## WHAT TO WORK ON
In the listing below, find every line with the string "icon" and pull it out.
---------------
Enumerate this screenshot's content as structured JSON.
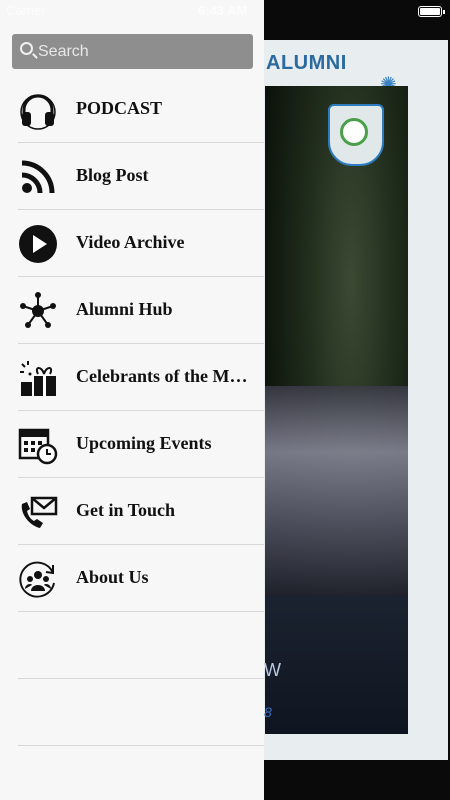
{
  "status_bar": {
    "carrier": "Carrier",
    "time": "6:43 AM"
  },
  "main": {
    "title": "ALUMNI",
    "hero_text_line1": "W",
    "hero_text_line2": "8"
  },
  "drawer": {
    "search": {
      "placeholder": "Search",
      "value": ""
    },
    "items": [
      {
        "label": "PODCAST",
        "icon": "headphones-icon"
      },
      {
        "label": "Blog Post",
        "icon": "rss-feed-icon"
      },
      {
        "label": "Video Archive",
        "icon": "play-icon"
      },
      {
        "label": "Alumni Hub",
        "icon": "network-hub-icon"
      },
      {
        "label": "Celebrants of the Month",
        "icon": "gift-icon"
      },
      {
        "label": "Upcoming Events",
        "icon": "calendar-clock-icon"
      },
      {
        "label": "Get in Touch",
        "icon": "phone-mail-icon"
      },
      {
        "label": "About Us",
        "icon": "group-refresh-icon"
      }
    ]
  }
}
---------------
## EXERCISE OUTPUT
        "icon": "headphones-icon"
        "icon": "rss-feed-icon"
        "icon": "play-icon"
        "icon": "network-hub-icon"
        "icon": "gift-icon"
        "icon": "calendar-clock-icon"
        "icon": "phone-mail-icon"
        "icon": "group-refresh-icon"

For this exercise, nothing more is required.